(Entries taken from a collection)
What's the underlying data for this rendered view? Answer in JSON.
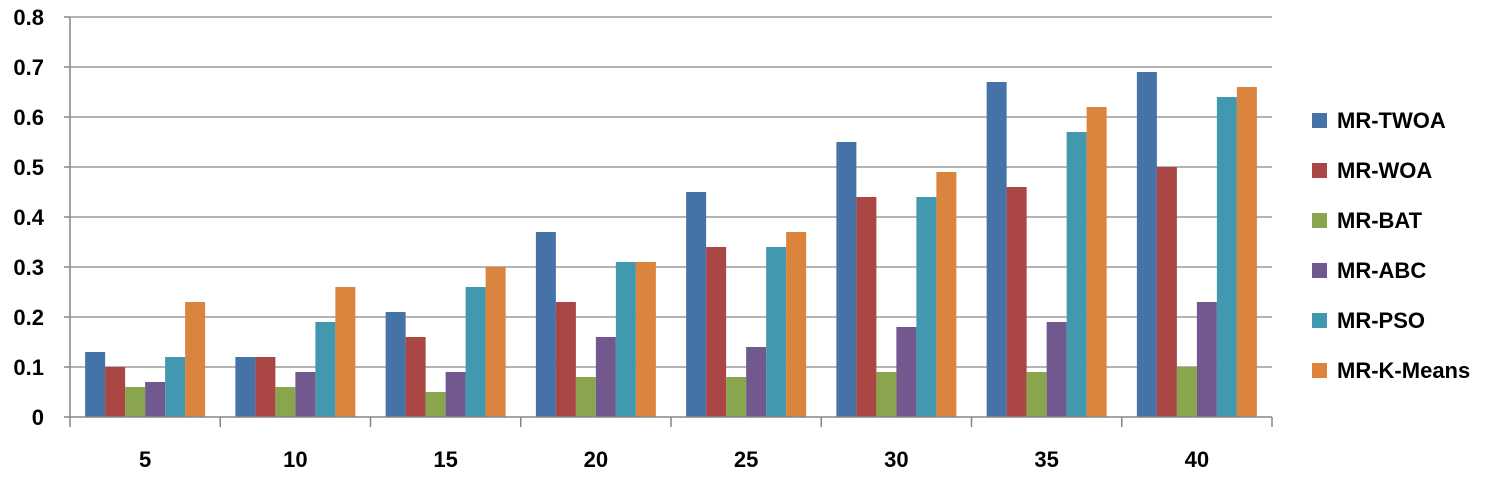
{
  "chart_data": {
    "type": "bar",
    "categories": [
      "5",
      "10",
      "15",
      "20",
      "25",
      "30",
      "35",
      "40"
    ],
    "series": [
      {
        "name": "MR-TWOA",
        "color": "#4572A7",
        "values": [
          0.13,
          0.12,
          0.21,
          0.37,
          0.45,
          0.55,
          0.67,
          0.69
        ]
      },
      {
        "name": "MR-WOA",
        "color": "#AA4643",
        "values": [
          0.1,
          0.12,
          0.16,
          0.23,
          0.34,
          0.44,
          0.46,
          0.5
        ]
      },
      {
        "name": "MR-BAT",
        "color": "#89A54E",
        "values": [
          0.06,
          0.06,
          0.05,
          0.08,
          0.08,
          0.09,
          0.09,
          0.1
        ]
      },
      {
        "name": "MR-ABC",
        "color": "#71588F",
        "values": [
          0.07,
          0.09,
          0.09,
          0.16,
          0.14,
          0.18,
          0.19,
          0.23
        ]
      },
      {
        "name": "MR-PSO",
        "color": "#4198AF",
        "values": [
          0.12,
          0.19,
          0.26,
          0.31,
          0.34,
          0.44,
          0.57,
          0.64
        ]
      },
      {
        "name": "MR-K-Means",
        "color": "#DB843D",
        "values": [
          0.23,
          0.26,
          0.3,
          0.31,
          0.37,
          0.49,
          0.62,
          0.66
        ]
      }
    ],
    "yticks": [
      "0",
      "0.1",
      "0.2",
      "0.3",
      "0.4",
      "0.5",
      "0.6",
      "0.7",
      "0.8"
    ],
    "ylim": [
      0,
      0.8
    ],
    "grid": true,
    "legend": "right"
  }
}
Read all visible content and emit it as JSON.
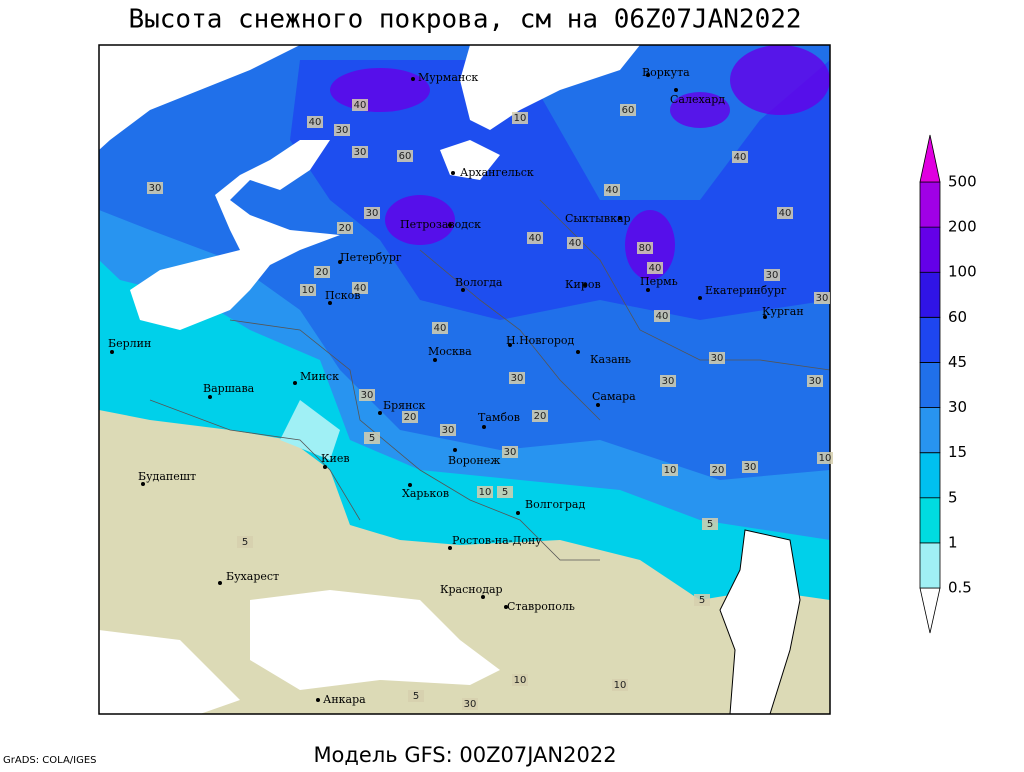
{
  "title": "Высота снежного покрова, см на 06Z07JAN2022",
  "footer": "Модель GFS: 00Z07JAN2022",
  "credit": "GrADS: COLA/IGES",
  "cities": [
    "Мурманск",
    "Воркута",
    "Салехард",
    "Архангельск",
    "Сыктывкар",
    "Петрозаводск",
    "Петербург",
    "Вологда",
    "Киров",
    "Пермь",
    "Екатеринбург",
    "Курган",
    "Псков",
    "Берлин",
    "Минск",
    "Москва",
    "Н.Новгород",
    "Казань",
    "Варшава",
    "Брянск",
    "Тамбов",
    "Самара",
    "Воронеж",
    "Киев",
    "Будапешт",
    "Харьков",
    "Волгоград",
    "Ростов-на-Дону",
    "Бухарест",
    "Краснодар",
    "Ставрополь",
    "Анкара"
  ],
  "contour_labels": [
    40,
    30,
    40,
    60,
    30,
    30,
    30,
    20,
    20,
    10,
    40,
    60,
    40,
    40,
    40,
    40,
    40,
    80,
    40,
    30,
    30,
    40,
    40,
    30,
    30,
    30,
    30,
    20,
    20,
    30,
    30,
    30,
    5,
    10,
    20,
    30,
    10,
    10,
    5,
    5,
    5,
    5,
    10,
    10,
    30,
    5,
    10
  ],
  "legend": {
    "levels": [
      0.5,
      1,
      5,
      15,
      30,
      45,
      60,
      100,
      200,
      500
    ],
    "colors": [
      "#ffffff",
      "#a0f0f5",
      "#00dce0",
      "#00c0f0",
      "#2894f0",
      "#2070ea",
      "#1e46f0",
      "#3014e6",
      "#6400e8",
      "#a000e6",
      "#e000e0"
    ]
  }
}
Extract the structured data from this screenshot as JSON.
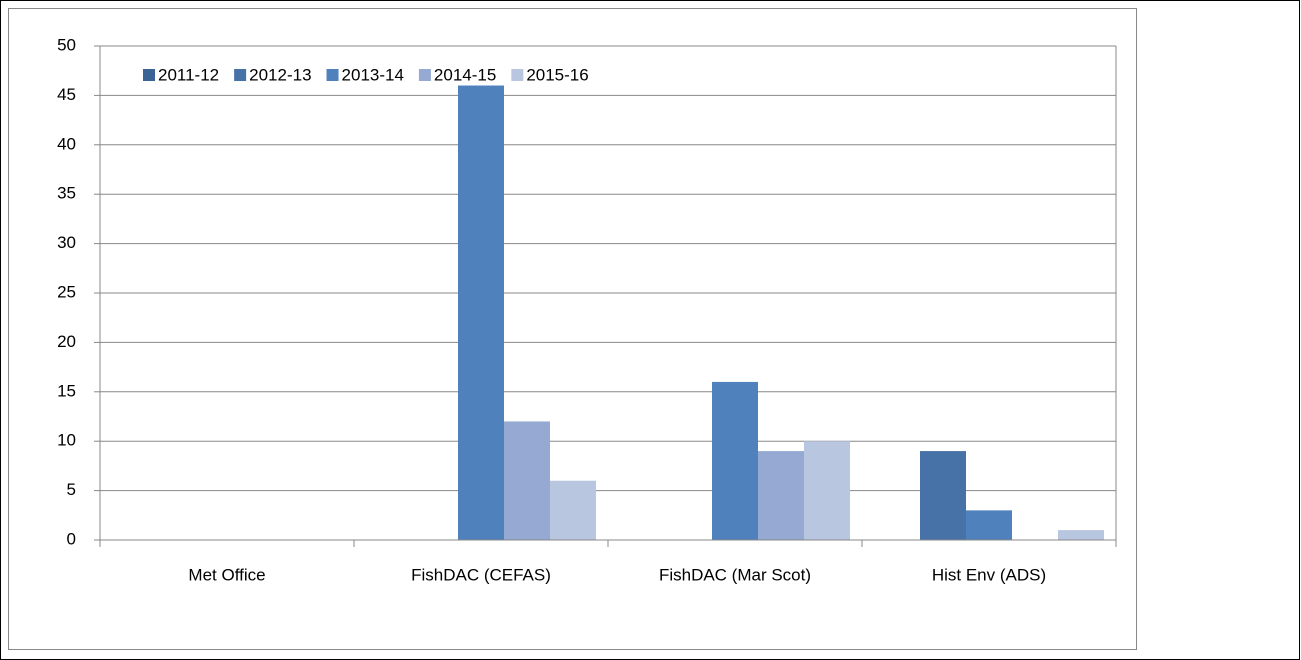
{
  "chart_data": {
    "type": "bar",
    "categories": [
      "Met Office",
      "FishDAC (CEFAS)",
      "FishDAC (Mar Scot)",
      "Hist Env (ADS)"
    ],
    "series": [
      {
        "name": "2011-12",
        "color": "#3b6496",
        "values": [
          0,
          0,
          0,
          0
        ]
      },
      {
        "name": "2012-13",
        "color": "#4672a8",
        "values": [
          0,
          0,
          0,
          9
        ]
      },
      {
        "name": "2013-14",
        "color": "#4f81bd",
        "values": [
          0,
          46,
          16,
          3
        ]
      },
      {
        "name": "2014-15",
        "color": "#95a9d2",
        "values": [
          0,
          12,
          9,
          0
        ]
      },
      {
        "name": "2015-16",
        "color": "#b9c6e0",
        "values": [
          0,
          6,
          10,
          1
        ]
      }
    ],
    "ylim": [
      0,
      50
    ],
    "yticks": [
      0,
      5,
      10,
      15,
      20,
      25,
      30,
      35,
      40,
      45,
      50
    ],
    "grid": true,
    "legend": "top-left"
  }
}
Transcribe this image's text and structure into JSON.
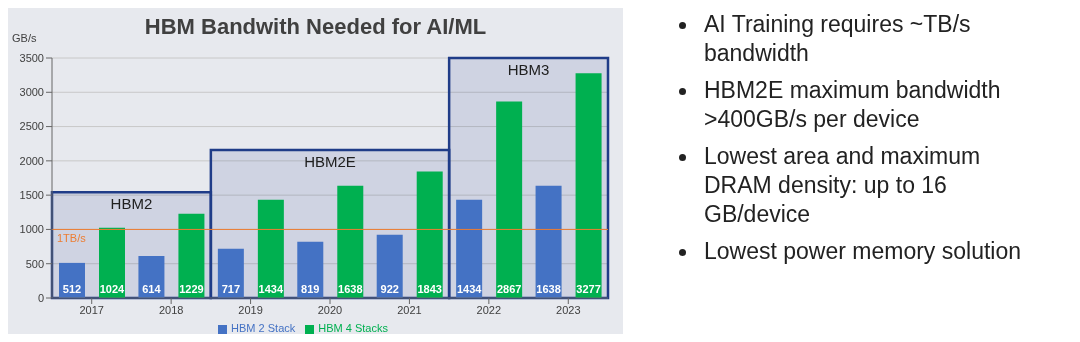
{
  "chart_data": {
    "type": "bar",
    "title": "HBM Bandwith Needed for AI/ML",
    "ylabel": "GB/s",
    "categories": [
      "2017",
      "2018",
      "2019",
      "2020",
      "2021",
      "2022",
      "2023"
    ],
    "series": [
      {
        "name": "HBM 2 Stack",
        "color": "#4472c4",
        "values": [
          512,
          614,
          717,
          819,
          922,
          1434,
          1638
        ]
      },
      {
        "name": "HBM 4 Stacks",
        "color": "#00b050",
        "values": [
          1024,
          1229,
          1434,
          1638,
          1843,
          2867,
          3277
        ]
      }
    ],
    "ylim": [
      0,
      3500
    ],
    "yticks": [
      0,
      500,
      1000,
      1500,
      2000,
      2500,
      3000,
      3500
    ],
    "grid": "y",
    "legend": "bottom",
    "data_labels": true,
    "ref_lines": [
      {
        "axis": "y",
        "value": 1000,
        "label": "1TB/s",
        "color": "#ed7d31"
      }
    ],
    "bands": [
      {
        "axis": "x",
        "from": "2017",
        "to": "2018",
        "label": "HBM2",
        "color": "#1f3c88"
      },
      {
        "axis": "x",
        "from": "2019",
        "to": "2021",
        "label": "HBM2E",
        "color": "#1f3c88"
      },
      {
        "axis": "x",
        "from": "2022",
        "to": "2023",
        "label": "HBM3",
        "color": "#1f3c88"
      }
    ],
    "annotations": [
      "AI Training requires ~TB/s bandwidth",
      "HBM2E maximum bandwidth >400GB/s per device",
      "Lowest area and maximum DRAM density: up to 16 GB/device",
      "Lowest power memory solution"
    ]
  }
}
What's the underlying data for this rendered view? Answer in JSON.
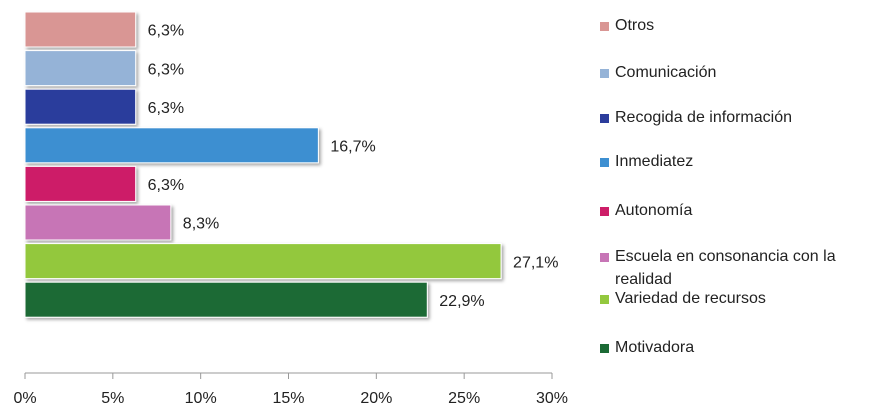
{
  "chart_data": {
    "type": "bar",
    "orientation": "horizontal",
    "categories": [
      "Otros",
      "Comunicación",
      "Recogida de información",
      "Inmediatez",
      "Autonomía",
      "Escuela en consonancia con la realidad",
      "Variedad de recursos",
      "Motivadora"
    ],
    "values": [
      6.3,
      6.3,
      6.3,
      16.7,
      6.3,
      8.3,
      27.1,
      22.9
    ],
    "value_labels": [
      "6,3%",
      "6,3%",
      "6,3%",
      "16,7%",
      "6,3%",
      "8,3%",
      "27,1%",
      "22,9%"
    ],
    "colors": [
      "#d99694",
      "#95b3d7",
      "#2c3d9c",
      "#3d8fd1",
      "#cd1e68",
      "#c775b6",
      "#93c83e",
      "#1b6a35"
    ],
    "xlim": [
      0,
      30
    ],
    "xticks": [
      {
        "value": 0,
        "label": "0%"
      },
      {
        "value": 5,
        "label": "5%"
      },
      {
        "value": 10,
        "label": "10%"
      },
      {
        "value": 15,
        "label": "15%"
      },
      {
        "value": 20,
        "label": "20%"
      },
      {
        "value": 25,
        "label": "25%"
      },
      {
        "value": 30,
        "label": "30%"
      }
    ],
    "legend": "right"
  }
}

> [The problem] Only the number is wanted: how many lines in the data include the string "device"?

> [Exercise result] 2